Whenever a line below holds the word "JSON", copy that line.

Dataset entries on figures
____________________
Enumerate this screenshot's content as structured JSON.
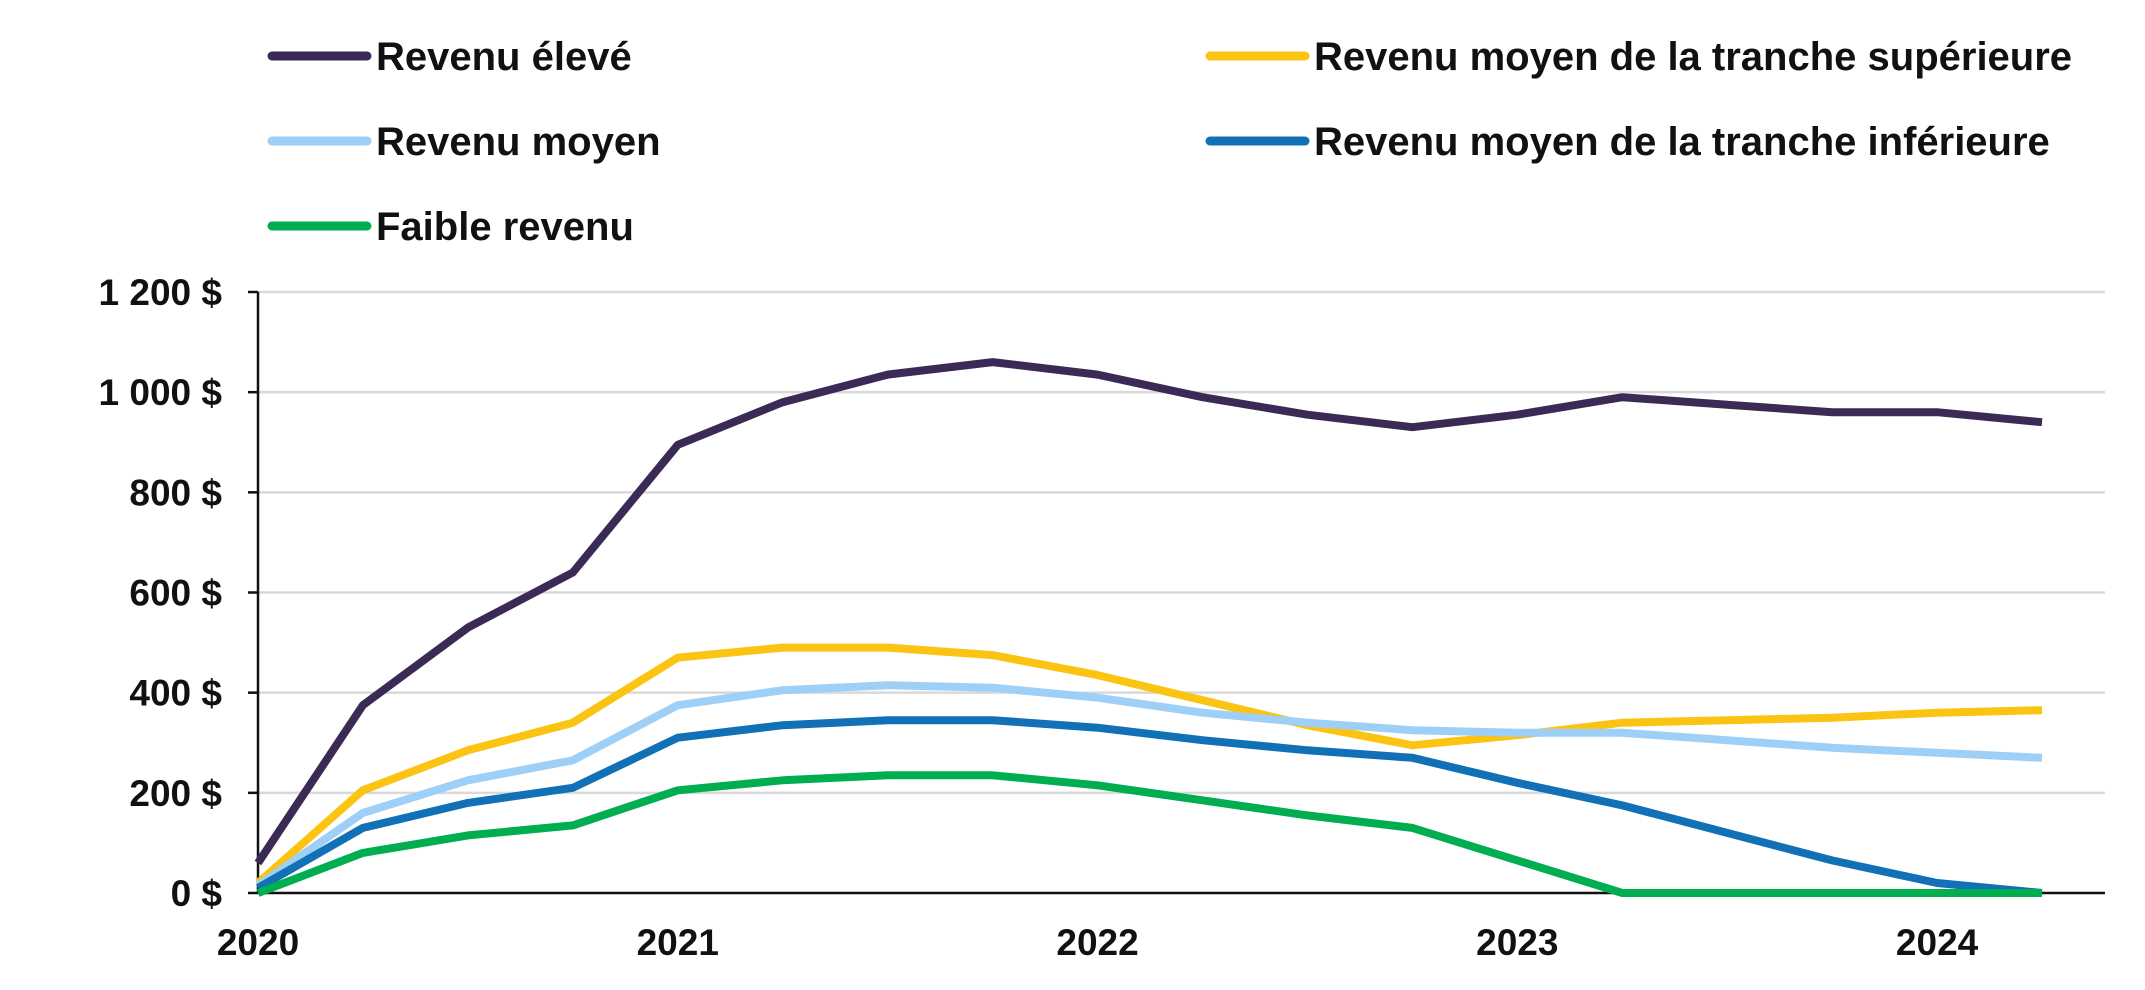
{
  "chart_data": {
    "type": "line",
    "title": "",
    "xlabel": "",
    "ylabel": "",
    "ylim": [
      0,
      1200
    ],
    "xlim": [
      2020.0,
      2024.4
    ],
    "grid": true,
    "legend_placement": "top",
    "y_ticks": [
      0,
      200,
      400,
      600,
      800,
      1000,
      1200
    ],
    "y_tick_labels": [
      "0 $",
      "200 $",
      "400 $",
      "600 $",
      "800 $",
      "1 000 $",
      "1 200 $"
    ],
    "x_ticks": [
      2020,
      2021,
      2022,
      2023,
      2024
    ],
    "x_tick_labels": [
      "2020",
      "2021",
      "2022",
      "2023",
      "2024"
    ],
    "x": [
      2020.0,
      2020.25,
      2020.5,
      2020.75,
      2021.0,
      2021.25,
      2021.5,
      2021.75,
      2022.0,
      2022.25,
      2022.5,
      2022.75,
      2023.0,
      2023.25,
      2023.5,
      2023.75,
      2024.0,
      2024.25
    ],
    "series": [
      {
        "name": "Revenu élevé",
        "color": "#3b2a55",
        "values": [
          60,
          375,
          530,
          640,
          895,
          980,
          1035,
          1060,
          1035,
          990,
          955,
          930,
          955,
          990,
          975,
          960,
          960,
          940
        ]
      },
      {
        "name": "Revenu moyen de la tranche supérieure",
        "color": "#fbc312",
        "values": [
          20,
          205,
          285,
          340,
          470,
          490,
          490,
          475,
          435,
          385,
          335,
          295,
          315,
          340,
          345,
          350,
          360,
          365
        ]
      },
      {
        "name": "Revenu moyen",
        "color": "#9dcff7",
        "values": [
          15,
          160,
          225,
          265,
          375,
          405,
          415,
          410,
          390,
          360,
          340,
          325,
          320,
          320,
          305,
          290,
          280,
          270
        ]
      },
      {
        "name": "Revenu moyen de la tranche inférieure",
        "color": "#1170b6",
        "values": [
          10,
          130,
          180,
          210,
          310,
          335,
          345,
          345,
          330,
          305,
          285,
          270,
          220,
          175,
          120,
          65,
          20,
          0
        ]
      },
      {
        "name": "Faible revenu",
        "color": "#00ad4f",
        "values": [
          0,
          80,
          115,
          135,
          205,
          225,
          235,
          235,
          215,
          185,
          155,
          130,
          65,
          0,
          0,
          0,
          0,
          0
        ]
      }
    ]
  }
}
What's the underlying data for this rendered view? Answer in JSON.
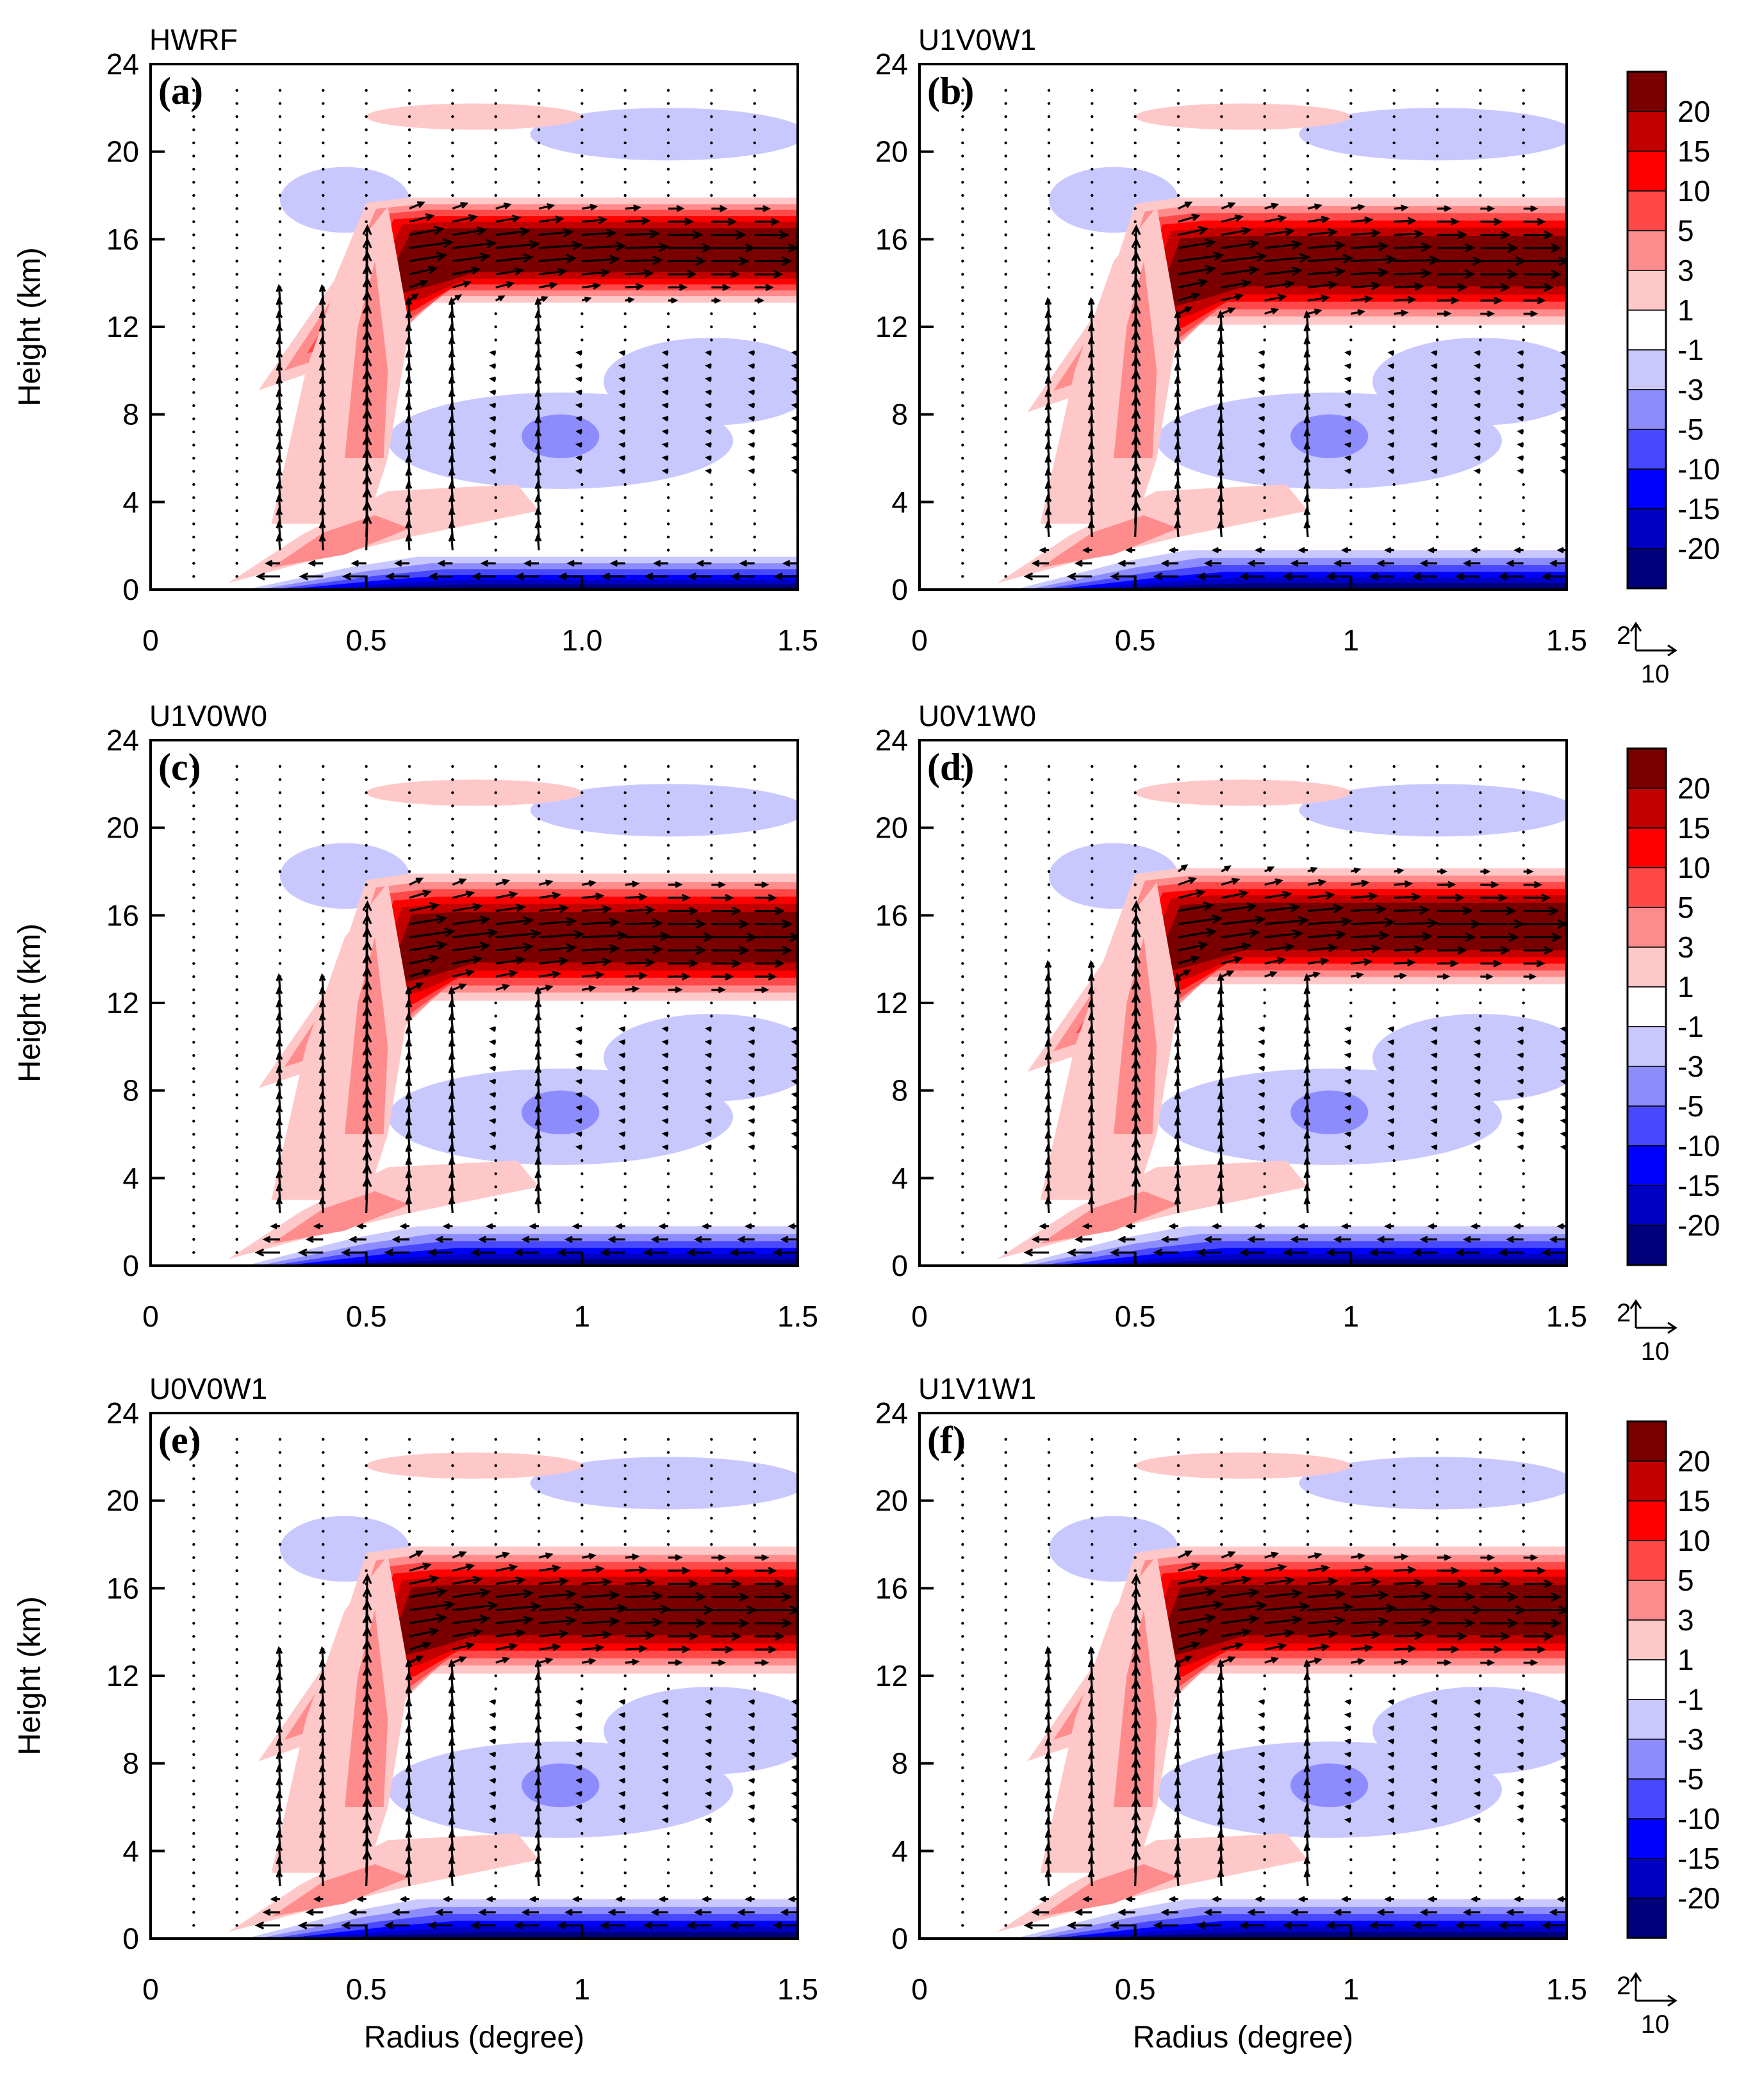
{
  "figure": {
    "ylabel": "Height (km)",
    "xlabel": "Radius (degree)"
  },
  "colorbar": {
    "labels": [
      "20",
      "15",
      "10",
      "5",
      "3",
      "1",
      "-1",
      "-3",
      "-5",
      "-10",
      "-15",
      "-20"
    ],
    "colors": [
      "#7a0000",
      "#c30000",
      "#ff0000",
      "#ff4848",
      "#ff8c8c",
      "#ffc8c8",
      "#ffffff",
      "#c8c8ff",
      "#8c8cff",
      "#4848ff",
      "#0000ff",
      "#0000c3",
      "#00007a"
    ]
  },
  "reference_vector": {
    "vertical": "2",
    "horizontal": "10"
  },
  "chart_data": [
    {
      "type": "contour",
      "id": "a",
      "title": "HWRF",
      "panel_label": "(a)",
      "x_ticks": [
        "0",
        "0.5",
        "1.0",
        "1.5"
      ],
      "y_ticks": [
        "0",
        "4",
        "8",
        "12",
        "16",
        "20",
        "24"
      ],
      "xlim": [
        0,
        1.5
      ],
      "ylim": [
        0,
        24
      ],
      "outflow_max_height_km": 15.5,
      "outflow_depth_km": 4,
      "inflow_depth_km": 1.5,
      "eyewall_radius_deg": 0.5
    },
    {
      "type": "contour",
      "id": "b",
      "title": "U1V0W1",
      "panel_label": "(b)",
      "x_ticks": [
        "0",
        "0.5",
        "1",
        "1.5"
      ],
      "y_ticks": [
        "0",
        "4",
        "8",
        "12",
        "16",
        "20",
        "24"
      ],
      "xlim": [
        0,
        1.5
      ],
      "ylim": [
        0,
        24
      ],
      "outflow_max_height_km": 15,
      "outflow_depth_km": 5,
      "inflow_depth_km": 1.8,
      "eyewall_radius_deg": 0.5
    },
    {
      "type": "contour",
      "id": "c",
      "title": "U1V0W0",
      "panel_label": "(c)",
      "x_ticks": [
        "0",
        "0.5",
        "1",
        "1.5"
      ],
      "y_ticks": [
        "0",
        "4",
        "8",
        "12",
        "16",
        "20",
        "24"
      ],
      "xlim": [
        0,
        1.5
      ],
      "ylim": [
        0,
        24
      ],
      "outflow_max_height_km": 15,
      "outflow_depth_km": 5,
      "inflow_depth_km": 1.8,
      "eyewall_radius_deg": 0.5
    },
    {
      "type": "contour",
      "id": "d",
      "title": "U0V1W0",
      "panel_label": "(d)",
      "x_ticks": [
        "0",
        "0.5",
        "1",
        "1.5"
      ],
      "y_ticks": [
        "0",
        "4",
        "8",
        "12",
        "16",
        "20",
        "24"
      ],
      "xlim": [
        0,
        1.5
      ],
      "ylim": [
        0,
        24
      ],
      "outflow_max_height_km": 15.5,
      "outflow_depth_km": 4.5,
      "inflow_depth_km": 1.8,
      "eyewall_radius_deg": 0.5
    },
    {
      "type": "contour",
      "id": "e",
      "title": "U0V0W1",
      "panel_label": "(e)",
      "x_ticks": [
        "0",
        "0.5",
        "1",
        "1.5"
      ],
      "y_ticks": [
        "0",
        "4",
        "8",
        "12",
        "16",
        "20",
        "24"
      ],
      "xlim": [
        0,
        1.5
      ],
      "ylim": [
        0,
        24
      ],
      "outflow_max_height_km": 15,
      "outflow_depth_km": 5,
      "inflow_depth_km": 1.8,
      "eyewall_radius_deg": 0.5
    },
    {
      "type": "contour",
      "id": "f",
      "title": "U1V1W1",
      "panel_label": "(f)",
      "x_ticks": [
        "0",
        "0.5",
        "1",
        "1.5"
      ],
      "y_ticks": [
        "0",
        "4",
        "8",
        "12",
        "16",
        "20",
        "24"
      ],
      "xlim": [
        0,
        1.5
      ],
      "ylim": [
        0,
        24
      ],
      "outflow_max_height_km": 15,
      "outflow_depth_km": 5,
      "inflow_depth_km": 1.8,
      "eyewall_radius_deg": 0.5
    }
  ]
}
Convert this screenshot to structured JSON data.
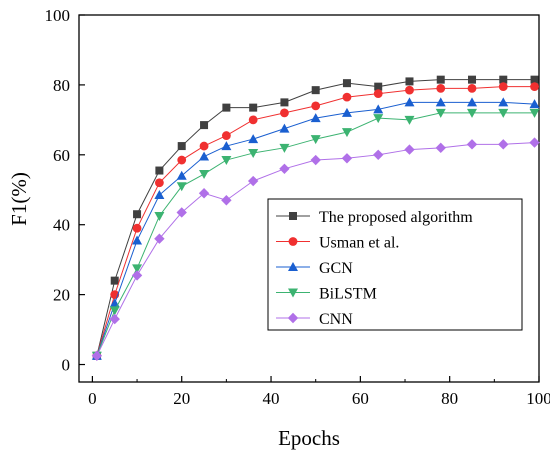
{
  "chart_data": {
    "type": "line",
    "title": "",
    "xlabel": "Epochs",
    "ylabel": "F1(%)",
    "xlim": [
      -3,
      100
    ],
    "ylim": [
      -5,
      100
    ],
    "xticks": [
      0,
      20,
      40,
      60,
      80,
      100
    ],
    "yticks": [
      0,
      20,
      40,
      60,
      80,
      100
    ],
    "grid": false,
    "legend_position": "right-center",
    "x": [
      1,
      5,
      10,
      15,
      20,
      25,
      30,
      36,
      43,
      50,
      57,
      64,
      71,
      78,
      85,
      92,
      99
    ],
    "series": [
      {
        "name": "The proposed algorithm",
        "marker": "square",
        "color": "#404040",
        "line_color": "#404040",
        "values": [
          2.5,
          24,
          43,
          55.5,
          62.5,
          68.5,
          73.5,
          73.5,
          75,
          78.5,
          80.5,
          79.5,
          81,
          81.5,
          81.5,
          81.5,
          81.5
        ]
      },
      {
        "name": "Usman et al.",
        "marker": "circle",
        "color": "#f03030",
        "line_color": "#f03030",
        "values": [
          2.5,
          20,
          39,
          52,
          58.5,
          62.5,
          65.5,
          70,
          72,
          74,
          76.5,
          77.5,
          78.5,
          79,
          79,
          79.5,
          79.5
        ]
      },
      {
        "name": "GCN",
        "marker": "triangle-up",
        "color": "#1a5fd0",
        "line_color": "#1a5fd0",
        "values": [
          2.5,
          17.5,
          35.5,
          48.5,
          54,
          59.5,
          62.5,
          64.5,
          67.5,
          70.5,
          72,
          73,
          75,
          75,
          75,
          75,
          74.5
        ]
      },
      {
        "name": "BiLSTM",
        "marker": "triangle-down",
        "color": "#3cb371",
        "line_color": "#3cb371",
        "values": [
          2.5,
          15.5,
          27.5,
          42.5,
          51,
          54.5,
          58.5,
          60.5,
          62,
          64.5,
          66.5,
          70.5,
          70,
          72,
          72,
          72,
          72
        ]
      },
      {
        "name": "CNN",
        "marker": "diamond",
        "color": "#b070e8",
        "line_color": "#b070e8",
        "values": [
          2.5,
          13,
          25.5,
          36,
          43.5,
          49,
          47,
          52.5,
          56,
          58.5,
          59,
          60,
          61.5,
          62,
          63,
          63,
          63.5
        ]
      }
    ]
  }
}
____________________
Written solution
Enumerate this screenshot's content as structured JSON.
What's the underlying data for this rendered view? Answer in JSON.
Convert this screenshot to structured JSON data.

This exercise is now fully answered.